+++ 所附原文
發酵菜籽粕對黃顙魚表觀消化率、肝臟及腸道健康的影響

賈冰玉 鄒峰余 徐杰杰 趙 濤 柳聲贊 羅 智

(華中農業大學水產學院,武漢 430070)

菜籽粕是我國第二大蛋白質原料,其營養物質豐富,氨基酸組成全面,富含含硫氨基酸、蛋氨酸和半胱氨酸等氨基酸及硒、鎂、鐵、鈣等礦物質[1]。歐盟、中國、加拿大和印度是全球四大菜籽粕生產國/組織,2020年我國菜籽粕產量達到909萬噸,居于世界第二位[2]。隨著水產養殖規模的不斷增加,水產行業飼料供給不足,而菜籽粕可作為潛在的新型植物蛋白源應用于水產飼料行業。但是菜籽粕含有的高碳水化合物、高粗纖維及大量抗營養因子成為其在水產飼料中的限制因素。抗營養因子過量會導致動物消化功能、抗氧化能力與免疫功能受損,并且會降低攝食量和生產性能[3,4]。有研究已表明,菜籽粕經過發酵可以有效降解硫甙、單寧和植酸等抗營養因子,并通過水解蛋白質為易吸收的小分子多肽等來提高菜籽粕的營養價值[5,6]。因此,發酵菜籽粕可作為一種有潛力的飼用蛋白源應用于水產飼料行業。
++++++
+++ 資料摘錄
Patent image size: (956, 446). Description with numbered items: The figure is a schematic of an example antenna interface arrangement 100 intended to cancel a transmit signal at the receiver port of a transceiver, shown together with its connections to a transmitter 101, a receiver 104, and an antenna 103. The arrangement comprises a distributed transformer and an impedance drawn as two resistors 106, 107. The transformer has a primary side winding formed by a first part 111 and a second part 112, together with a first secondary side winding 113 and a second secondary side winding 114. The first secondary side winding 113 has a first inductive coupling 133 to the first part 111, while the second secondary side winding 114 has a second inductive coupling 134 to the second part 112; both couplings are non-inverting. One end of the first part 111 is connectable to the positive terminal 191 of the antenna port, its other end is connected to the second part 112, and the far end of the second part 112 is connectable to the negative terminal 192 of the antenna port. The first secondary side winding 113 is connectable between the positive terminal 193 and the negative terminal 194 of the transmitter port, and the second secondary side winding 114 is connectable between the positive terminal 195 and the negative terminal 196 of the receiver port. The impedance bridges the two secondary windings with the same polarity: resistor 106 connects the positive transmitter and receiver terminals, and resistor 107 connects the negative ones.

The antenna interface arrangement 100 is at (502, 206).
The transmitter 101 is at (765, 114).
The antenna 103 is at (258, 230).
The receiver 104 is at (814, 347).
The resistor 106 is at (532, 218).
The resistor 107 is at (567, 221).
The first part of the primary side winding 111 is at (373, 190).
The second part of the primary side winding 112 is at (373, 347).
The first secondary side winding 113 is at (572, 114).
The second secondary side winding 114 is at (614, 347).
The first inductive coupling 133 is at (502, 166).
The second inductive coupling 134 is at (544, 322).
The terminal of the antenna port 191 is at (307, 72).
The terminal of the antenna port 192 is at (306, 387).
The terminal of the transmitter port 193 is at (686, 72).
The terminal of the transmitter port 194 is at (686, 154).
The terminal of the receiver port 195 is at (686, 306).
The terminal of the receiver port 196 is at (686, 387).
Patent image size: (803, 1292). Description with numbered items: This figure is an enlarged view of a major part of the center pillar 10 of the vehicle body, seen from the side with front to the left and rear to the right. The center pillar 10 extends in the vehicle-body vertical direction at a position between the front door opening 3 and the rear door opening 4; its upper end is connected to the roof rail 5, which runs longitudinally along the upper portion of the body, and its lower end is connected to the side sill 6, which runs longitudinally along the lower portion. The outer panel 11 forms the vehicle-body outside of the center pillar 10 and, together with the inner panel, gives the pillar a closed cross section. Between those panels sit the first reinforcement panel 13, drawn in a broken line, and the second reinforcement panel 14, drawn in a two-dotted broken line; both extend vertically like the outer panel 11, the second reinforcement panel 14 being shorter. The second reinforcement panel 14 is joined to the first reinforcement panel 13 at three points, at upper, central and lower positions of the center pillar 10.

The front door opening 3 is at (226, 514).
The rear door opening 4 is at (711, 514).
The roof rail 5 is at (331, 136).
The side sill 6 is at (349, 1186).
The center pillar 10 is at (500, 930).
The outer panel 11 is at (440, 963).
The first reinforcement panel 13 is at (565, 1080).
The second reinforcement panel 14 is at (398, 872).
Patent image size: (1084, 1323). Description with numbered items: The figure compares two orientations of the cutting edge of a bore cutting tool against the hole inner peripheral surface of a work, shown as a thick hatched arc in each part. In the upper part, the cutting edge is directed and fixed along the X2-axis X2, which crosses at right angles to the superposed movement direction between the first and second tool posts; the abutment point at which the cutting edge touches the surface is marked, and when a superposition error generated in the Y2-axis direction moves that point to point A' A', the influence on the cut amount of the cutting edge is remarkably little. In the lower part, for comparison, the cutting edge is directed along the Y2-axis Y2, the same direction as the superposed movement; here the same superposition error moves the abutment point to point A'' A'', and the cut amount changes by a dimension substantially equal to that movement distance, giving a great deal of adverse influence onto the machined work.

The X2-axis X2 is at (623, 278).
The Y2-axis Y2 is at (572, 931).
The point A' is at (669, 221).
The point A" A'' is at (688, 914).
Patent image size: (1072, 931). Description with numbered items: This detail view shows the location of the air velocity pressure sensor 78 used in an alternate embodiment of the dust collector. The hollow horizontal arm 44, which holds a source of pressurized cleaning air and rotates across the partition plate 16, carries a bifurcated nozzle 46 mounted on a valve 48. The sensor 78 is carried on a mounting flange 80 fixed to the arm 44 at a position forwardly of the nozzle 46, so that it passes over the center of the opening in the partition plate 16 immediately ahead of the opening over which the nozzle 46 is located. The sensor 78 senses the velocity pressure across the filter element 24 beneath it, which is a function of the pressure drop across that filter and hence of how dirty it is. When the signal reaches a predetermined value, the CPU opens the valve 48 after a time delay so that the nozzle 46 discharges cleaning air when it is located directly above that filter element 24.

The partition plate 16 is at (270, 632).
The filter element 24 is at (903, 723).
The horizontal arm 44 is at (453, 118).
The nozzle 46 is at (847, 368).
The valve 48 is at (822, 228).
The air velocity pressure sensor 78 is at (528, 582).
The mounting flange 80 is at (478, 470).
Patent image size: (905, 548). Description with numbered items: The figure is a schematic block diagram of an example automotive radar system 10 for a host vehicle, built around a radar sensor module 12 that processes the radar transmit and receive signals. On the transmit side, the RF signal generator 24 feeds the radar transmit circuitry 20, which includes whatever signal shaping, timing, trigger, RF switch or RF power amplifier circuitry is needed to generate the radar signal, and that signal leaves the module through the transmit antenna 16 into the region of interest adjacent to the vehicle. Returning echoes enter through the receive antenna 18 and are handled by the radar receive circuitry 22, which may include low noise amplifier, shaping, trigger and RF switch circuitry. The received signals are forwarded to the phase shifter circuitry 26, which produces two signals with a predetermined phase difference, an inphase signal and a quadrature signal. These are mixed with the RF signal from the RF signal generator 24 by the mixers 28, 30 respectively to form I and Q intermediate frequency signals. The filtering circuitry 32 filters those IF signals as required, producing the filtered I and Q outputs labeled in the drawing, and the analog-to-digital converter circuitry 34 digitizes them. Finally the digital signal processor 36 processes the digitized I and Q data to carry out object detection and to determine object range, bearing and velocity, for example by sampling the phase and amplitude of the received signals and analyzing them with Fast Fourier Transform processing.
++++++
你的任務 -
[1] 請把上方發酵菜籽粕一文從“(華中農業大學水產學院,武漢 430070)”一直到“用蛋白源應用于水產飼料行業。”的內容一字不改地重抄一遍。
[2] 據發酵菜籽粕一文,2020年我國菜籽粕產量達到多少?

練習答案 -
[1]
(華中農業大學水產學院,武漢 430070)

菜籽粕是我國第二大蛋白質原料,其營養物質豐富,氨基酸組成全面,富含含硫氨基酸、蛋氨酸和半胱氨酸等氨基酸及硒、鎂、鐵、鈣等礦物質[1]。歐盟、中國、加拿大和印度是全球四大菜籽粕生產國/組織,2020年我國菜籽粕產量達到909萬噸,居于世界第二位[2]。隨著水產養殖規模的不斷增加,水產行業飼料供給不足,而菜籽粕可作為潛在的新型植物蛋白源應用于水產飼料行業。但是菜籽粕含有的高碳水化合物、高粗纖維及大量抗營養因子成為其在水產飼料中的限制因素。抗營養因子過量會導致動物消化功能、抗氧化能力與免疫功能受損,并且會降低攝食量和生產性能[3,4]。有研究已表明,菜籽粕經過發酵可以有效降解硫甙、單寧和植酸等抗營養因子,并通過水解蛋白質為易吸收的小分子多肽等來提高菜籽粕的營養價值[5,6]。因此,發酵菜籽粕可作為一種有潛力的飼用蛋白源應用于水產飼料行業。

[2] 909萬噸。